[Aim]:
Print out each record below, unaltered and complete, without its images.

[Task inputs]:
┌────────

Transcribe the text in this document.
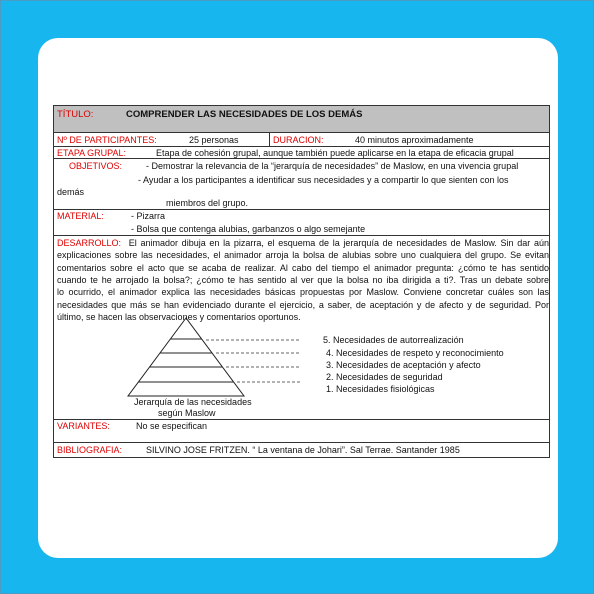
TÍTULO:	COMPRENDER LAS NECESIDADES DE LOS DEMÁS
Nº DE PARTICIPANTES:	25 personas	DURACION:	40 minutos aproximadamente
ETAPA GRUPAL:	Etapa de cohesión grupal, aunque también puede aplicarse en la etapa de eficacia grupal
OBJETIVOS:	- Demostrar la relevancia de la “jerarquía de necesidades” de Maslow, en una vivencia grupal
- Ayudar a los participantes a identificar sus necesidades y a compartir lo que sienten con los
demás
miembros del grupo.
MATERIAL:	- Pizarra
- Bolsa que contenga alubias, garbanzos o algo semejante
DESARROLLO: El animador dibuja en la pizarra, el esquema de la jerarquía de necesidades de Maslow. Sin dar aún
explicaciones sobre las necesidades, el animador arroja la bolsa de alubias sobre uno cualquiera del grupo. Se evitan
comentarios sobre el acto que se acaba de realizar. Al cabo del tiempo el animador pregunta: ¿cómo te has sentido
cuando te he arrojado la bolsa?; ¿cómo te has sentido al ver que la bolsa no iba dirigida a ti?. Tras un debate sobre
lo ocurrido, el animador explica las necesidades básicas propuestas por Maslow. Conviene concretar cuáles son las
necesidades que más se han evidenciado durante el ejercicio, a saber, de aceptación y de afecto y de seguridad. Por
último, se hacen las observaciones y comentarios oportunos.
Jerarquía de las necesidades
según Maslow
5. Necesidades de autorrealización
4. Necesidades de respeto y reconocimiento
3. Necesidades de aceptación y afecto
2. Necesidades de seguridad
1. Necesidades fisiológicas
VARIANTES:	No se especifican
BIBLIOGRAFIA:	SILVINO JOSE FRITZEN. “ La ventana de Johari”. Sal Terrae. Santander 1985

└────────

[Final answer]:
Transcribe the text in this document.
TÍTULO:	COMPRENDER LAS NECESIDADES DE LOS DEMÁS
Nº DE PARTICIPANTES:	25 personas	DURACION:	40 minutos aproximadamente
ETAPA GRUPAL:	Etapa de cohesión grupal, aunque también puede aplicarse en la etapa de eficacia grupal
OBJETIVOS:	- Demostrar la relevancia de la “jerarquía de necesidades” de Maslow, en una vivencia grupal
- Ayudar a los participantes a identificar sus necesidades y a compartir lo que sienten con los
demás
miembros del grupo.
MATERIAL:	- Pizarra
- Bolsa que contenga alubias, garbanzos o algo semejante
DESARROLLO: El animador dibuja en la pizarra, el esquema de la jerarquía de necesidades de Maslow. Sin dar aún
explicaciones sobre las necesidades, el animador arroja la bolsa de alubias sobre uno cualquiera del grupo. Se evitan
comentarios sobre el acto que se acaba de realizar. Al cabo del tiempo el animador pregunta: ¿cómo te has sentido
cuando te he arrojado la bolsa?; ¿cómo te has sentido al ver que la bolsa no iba dirigida a ti?. Tras un debate sobre
lo ocurrido, el animador explica las necesidades básicas propuestas por Maslow. Conviene concretar cuáles son las
necesidades que más se han evidenciado durante el ejercicio, a saber, de aceptación y de afecto y de seguridad. Por
último, se hacen las observaciones y comentarios oportunos.
Jerarquía de las necesidades
según Maslow
5. Necesidades de autorrealización
4. Necesidades de respeto y reconocimiento
3. Necesidades de aceptación y afecto
2. Necesidades de seguridad
1. Necesidades fisiológicas
VARIANTES:	No se especifican
BIBLIOGRAFIA:	SILVINO JOSE FRITZEN. “ La ventana de Johari”. Sal Terrae. Santander 1985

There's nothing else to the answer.